- Aim 1 -
Return the passage of the Abdirahman Jama Barre biography between "Abdirahman Jama Barre pursued" and "in Padua, Italy.", inclusive, copied word for word.
- Aim 2 -
Using the Abdirahman Jama Barre biography, answer each of these:
(a) In which town was Abdirahman Jama Barre born?
(b) At which university did he earn his PhD?
(c) What position did he briefly hold at the start of his professional career?
-------- Source extract --------
Abdirahman Jama Barre (, ) (1937 – 15 August 2017) was a Somali politician. He twice served as the Minister of Foreign Affairs of the Somali Democratic Republic, and later as the Minister of Finance. He was also the 1st Deputy Prime Minister of Somalia.

Early and Personal life
Abdirahman Jama Barre was born in 1937 in the southern town of Luuq, Italian Somaliland. He hails from the Marehan Darod clan. He is a cousin of former President of Somalia, Mohamed Siad Barre. Abdirahman's brother Abdullahi Jama Barre "Asasey" was also active in Somali politics.

Abdirahman Jama Barre pursued higher studies abroad. For his tertiary education, he earned a PhD in the early 1960s from the teaching faculty at the University of Padua in Padua, Italy.

Abdirahman Jama Barre was married, and had seven children. He also had eight children from his first marriage. He enjoyed lawn tennis.

Career
Jama Barre began his professional career upon graduation from university. Initially, he briefly served as a headmaster.
-------- Provided information --------
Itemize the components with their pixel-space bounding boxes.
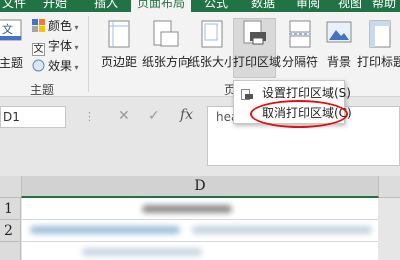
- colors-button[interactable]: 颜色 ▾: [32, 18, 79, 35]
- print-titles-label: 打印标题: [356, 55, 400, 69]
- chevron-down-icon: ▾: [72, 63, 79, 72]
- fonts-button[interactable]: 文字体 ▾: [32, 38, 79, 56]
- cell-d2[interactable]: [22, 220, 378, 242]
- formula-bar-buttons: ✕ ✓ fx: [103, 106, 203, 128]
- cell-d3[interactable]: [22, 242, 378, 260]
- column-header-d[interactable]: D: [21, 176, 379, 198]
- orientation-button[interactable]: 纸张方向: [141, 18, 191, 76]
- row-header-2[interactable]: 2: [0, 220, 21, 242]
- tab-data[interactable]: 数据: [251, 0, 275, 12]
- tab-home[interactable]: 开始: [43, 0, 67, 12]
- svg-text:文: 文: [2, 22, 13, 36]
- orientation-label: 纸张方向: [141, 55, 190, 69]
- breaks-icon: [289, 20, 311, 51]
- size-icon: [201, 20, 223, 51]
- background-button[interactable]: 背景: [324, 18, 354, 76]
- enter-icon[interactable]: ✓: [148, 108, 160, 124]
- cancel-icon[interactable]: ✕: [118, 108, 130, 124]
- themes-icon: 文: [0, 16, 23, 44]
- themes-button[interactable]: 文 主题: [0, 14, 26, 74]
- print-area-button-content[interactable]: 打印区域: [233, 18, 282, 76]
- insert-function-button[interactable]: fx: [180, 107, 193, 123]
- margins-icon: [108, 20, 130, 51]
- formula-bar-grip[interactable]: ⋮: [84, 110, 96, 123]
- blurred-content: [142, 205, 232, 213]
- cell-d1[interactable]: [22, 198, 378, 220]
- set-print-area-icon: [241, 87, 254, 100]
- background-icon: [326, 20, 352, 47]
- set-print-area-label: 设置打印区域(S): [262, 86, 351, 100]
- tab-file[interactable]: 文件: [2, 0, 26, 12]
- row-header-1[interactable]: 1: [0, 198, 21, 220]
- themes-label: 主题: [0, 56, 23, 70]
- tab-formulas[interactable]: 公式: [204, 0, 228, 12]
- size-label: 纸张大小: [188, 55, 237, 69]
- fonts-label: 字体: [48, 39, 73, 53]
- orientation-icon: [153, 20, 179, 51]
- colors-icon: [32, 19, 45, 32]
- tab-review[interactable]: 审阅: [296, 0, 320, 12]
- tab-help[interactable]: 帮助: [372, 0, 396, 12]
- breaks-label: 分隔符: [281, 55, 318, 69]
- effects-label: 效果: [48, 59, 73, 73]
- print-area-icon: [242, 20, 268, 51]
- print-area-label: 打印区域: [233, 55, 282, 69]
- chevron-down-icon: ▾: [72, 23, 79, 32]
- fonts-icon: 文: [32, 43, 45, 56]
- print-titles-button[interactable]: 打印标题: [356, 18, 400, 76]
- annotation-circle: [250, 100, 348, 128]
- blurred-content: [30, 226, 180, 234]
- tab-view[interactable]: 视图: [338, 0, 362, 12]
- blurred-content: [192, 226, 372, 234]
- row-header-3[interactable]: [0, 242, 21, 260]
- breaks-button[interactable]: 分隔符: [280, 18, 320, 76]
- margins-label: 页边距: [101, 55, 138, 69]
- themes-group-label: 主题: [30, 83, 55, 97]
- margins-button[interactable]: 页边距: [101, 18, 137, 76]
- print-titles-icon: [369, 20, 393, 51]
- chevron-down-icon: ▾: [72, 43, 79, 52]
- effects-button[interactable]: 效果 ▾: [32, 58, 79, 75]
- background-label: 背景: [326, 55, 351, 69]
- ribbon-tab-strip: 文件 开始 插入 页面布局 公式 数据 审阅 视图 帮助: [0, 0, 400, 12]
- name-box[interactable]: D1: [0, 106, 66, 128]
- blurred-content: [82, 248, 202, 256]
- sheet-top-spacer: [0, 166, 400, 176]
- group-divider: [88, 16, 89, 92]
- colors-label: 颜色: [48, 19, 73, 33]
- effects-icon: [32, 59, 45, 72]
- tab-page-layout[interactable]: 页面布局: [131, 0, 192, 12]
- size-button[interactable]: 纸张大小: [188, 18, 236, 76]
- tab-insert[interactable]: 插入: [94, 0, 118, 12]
--------
- Worked solution 1 -
Abdirahman Jama Barre pursued higher studies abroad. For his tertiary education, he earned a PhD in the early 1960s from the teaching faculty at the University of Padua in Padua, Italy.

- Worked solution 2 -
(a) Luuq, Italian Somaliland
(b) The University of Padua, in Padua, Italy
(c) Headmaster